_GOAL:_
Only lines with the string "this" matter here; gather them from the material below.

####################

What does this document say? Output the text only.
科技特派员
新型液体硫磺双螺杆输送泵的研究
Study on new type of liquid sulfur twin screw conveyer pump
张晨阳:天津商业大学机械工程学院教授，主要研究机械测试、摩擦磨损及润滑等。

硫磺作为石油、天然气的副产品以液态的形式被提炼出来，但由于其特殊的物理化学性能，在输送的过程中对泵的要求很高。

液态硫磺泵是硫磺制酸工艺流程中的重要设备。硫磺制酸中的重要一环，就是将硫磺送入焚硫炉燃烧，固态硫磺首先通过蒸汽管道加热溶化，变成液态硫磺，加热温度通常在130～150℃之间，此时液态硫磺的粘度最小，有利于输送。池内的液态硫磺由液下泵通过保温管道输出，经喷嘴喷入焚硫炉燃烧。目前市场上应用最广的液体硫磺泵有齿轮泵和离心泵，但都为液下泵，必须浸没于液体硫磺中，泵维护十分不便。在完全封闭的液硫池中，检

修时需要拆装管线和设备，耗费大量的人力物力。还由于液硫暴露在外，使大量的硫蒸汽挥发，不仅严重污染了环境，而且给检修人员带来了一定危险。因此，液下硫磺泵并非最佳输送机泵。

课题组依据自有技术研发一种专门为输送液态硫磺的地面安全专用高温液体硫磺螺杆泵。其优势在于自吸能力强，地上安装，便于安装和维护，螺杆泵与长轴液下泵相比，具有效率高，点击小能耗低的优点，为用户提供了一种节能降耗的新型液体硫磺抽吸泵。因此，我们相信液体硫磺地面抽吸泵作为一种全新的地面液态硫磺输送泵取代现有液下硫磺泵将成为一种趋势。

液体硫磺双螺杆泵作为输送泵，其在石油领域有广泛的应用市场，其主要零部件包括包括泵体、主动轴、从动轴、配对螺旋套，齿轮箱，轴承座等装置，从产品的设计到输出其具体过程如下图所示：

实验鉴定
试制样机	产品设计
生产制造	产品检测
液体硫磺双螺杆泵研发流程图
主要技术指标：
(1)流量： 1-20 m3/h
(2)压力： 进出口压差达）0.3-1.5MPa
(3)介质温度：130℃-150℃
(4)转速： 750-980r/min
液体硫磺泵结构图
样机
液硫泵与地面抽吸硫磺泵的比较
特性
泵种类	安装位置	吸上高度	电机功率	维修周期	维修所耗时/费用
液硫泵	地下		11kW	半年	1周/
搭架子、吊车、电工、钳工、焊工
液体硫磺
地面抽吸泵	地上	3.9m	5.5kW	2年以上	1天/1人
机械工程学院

####################

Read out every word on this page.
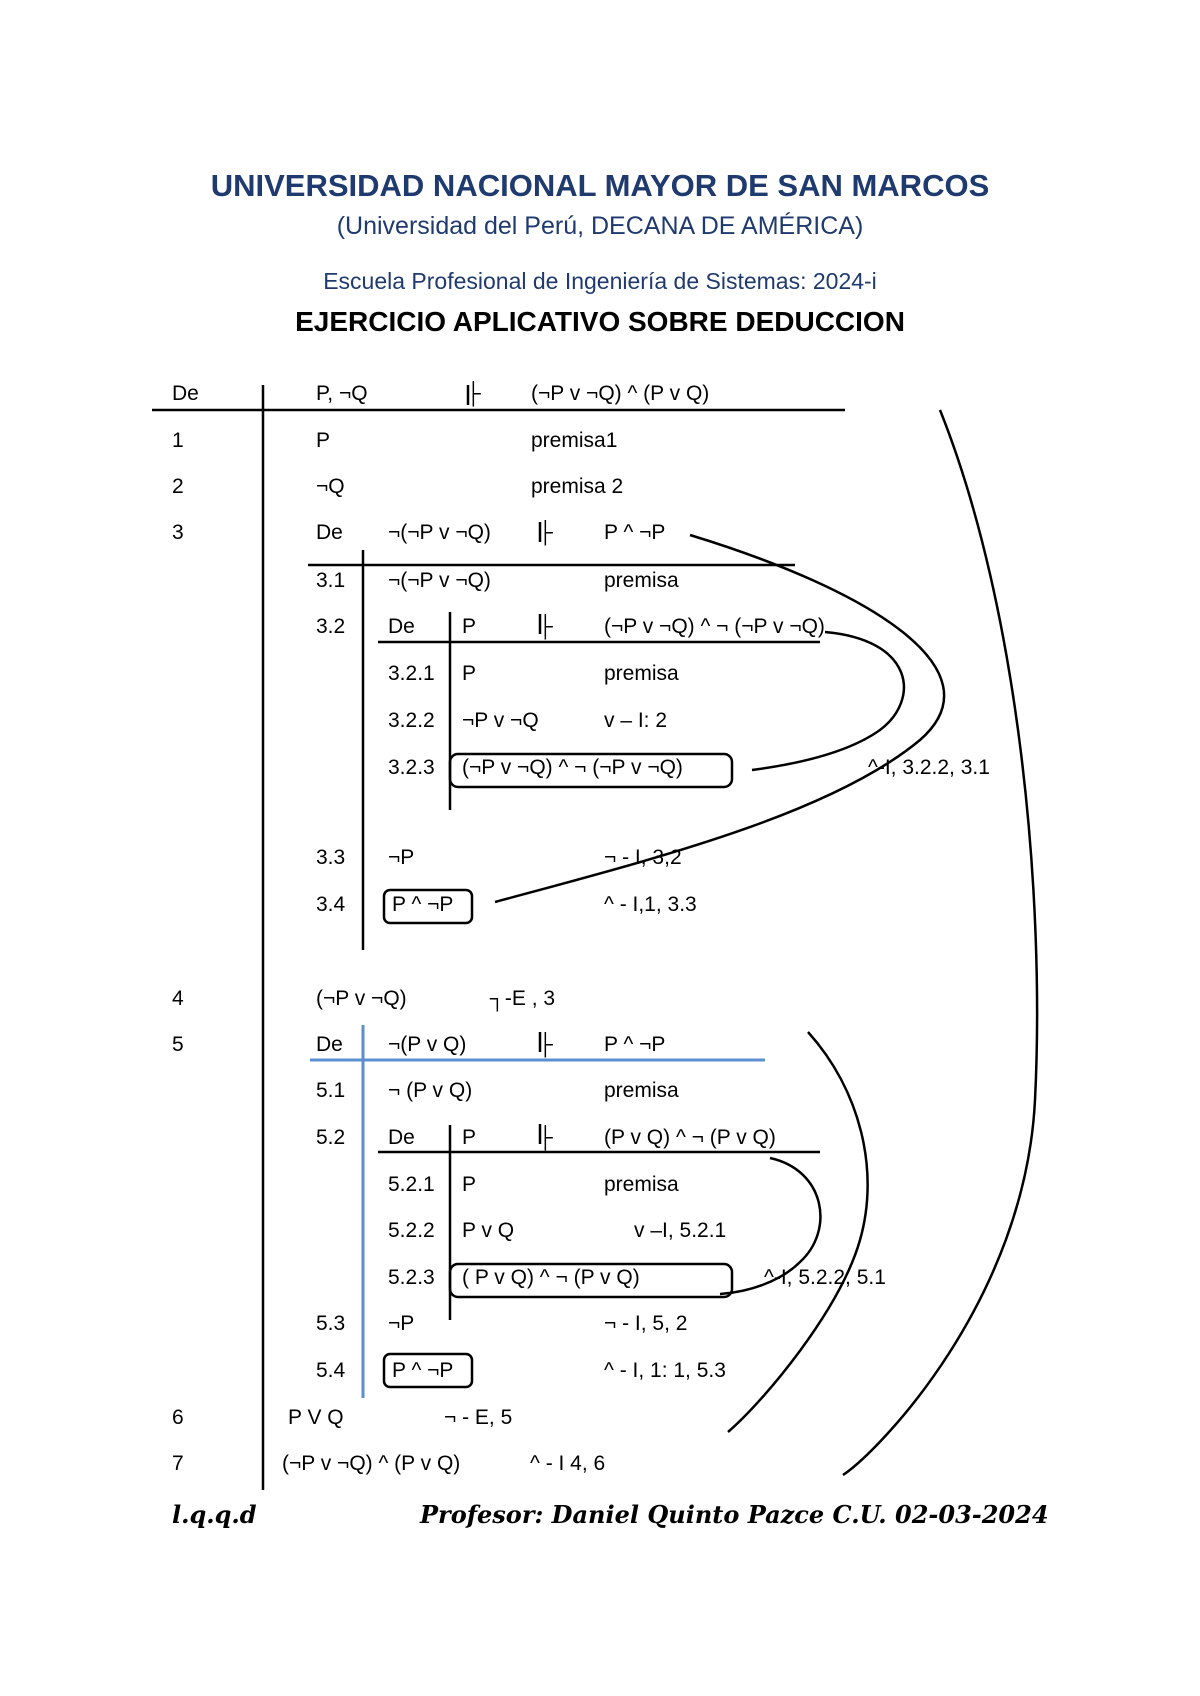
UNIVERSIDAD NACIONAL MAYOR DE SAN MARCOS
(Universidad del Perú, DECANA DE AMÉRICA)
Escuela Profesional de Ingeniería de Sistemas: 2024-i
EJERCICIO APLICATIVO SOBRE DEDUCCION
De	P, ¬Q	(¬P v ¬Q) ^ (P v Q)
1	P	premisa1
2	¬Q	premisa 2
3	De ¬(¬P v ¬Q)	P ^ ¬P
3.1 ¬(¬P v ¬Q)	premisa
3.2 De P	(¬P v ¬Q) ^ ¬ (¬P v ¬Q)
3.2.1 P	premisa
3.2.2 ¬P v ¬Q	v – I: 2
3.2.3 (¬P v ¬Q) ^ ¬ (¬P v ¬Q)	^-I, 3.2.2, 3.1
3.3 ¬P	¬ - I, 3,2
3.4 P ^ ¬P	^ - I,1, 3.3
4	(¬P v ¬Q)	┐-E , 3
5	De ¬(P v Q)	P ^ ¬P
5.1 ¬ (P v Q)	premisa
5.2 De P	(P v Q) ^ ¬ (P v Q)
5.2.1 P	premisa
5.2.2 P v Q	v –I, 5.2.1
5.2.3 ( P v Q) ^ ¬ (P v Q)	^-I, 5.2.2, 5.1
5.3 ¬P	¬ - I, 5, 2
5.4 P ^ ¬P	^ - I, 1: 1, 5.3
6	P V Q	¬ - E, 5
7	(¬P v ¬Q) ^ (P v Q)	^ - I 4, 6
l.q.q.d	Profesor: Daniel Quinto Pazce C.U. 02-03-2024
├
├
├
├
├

####################

_THE REPLY:_
What does this document say? Output the text only.
Read out every word on this page.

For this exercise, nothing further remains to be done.